### REQUEST
Each record must be retyped in full. No character may differ.
Start
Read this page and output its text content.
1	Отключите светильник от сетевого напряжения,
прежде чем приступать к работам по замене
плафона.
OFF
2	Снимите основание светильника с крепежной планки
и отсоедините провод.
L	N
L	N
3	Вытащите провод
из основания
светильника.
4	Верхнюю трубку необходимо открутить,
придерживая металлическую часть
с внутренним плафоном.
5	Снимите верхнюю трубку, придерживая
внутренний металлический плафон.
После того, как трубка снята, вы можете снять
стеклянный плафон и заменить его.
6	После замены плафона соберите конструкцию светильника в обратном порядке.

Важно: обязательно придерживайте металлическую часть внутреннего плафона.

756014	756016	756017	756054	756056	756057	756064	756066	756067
End
### TASK ANSWER
Read this page and output its text content.
1	Отключите светильник от сетевого напряжения,
прежде чем приступать к работам по замене
плафона.
OFF
2	Снимите основание светильника с крепежной планки
и отсоедините провод.
L	N
L	N
3	Вытащите провод
из основания
светильника.
4	Верхнюю трубку необходимо открутить,
придерживая металлическую часть
с внутренним плафоном.
5	Снимите верхнюю трубку, придерживая
внутренний металлический плафон.
После того, как трубка снята, вы можете снять
стеклянный плафон и заменить его.
6	После замены плафона соберите конструкцию светильника в обратном порядке.

Важно: обязательно придерживайте металлическую часть внутреннего плафона.

756014	756016	756017	756054	756056	756057	756064	756066	756067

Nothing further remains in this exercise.